▶ _WHAT YOU NEED TO DO_: Extract the lines that carry the string "отопления" from the listing.
[RECORDS PROVIDED start]
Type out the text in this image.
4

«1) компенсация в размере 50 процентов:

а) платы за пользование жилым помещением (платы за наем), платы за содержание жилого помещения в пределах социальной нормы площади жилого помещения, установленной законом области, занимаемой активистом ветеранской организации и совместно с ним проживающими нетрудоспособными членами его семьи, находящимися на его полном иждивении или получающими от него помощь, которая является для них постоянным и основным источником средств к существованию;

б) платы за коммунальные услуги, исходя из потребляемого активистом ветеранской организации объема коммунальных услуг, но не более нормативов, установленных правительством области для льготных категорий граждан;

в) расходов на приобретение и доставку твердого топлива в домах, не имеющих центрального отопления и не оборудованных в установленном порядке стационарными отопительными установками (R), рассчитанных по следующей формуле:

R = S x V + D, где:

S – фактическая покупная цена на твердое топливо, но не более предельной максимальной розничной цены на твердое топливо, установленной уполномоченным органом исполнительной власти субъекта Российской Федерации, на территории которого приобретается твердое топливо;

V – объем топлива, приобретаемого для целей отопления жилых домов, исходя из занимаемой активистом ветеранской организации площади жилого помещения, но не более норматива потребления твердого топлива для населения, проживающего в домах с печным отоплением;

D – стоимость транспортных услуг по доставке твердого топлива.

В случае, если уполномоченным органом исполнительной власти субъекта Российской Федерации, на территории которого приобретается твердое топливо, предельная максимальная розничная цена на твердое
[RECORDS PROVIDED end]
▶ _TASK SOLUTION_:
в) расходов на приобретение и доставку твердого топлива в домах, не имеющих центрального отопления и не оборудованных в установленном порядке стационарными отопительными установками (R), рассчитанных по следующей формуле:
V – объем топлива, приобретаемого для целей отопления жилых домов, исходя из занимаемой активистом ветеранской организации площади жилого помещения, но не более норматива потребления твердого топлива для населения, проживающего в домах с печным отоплением;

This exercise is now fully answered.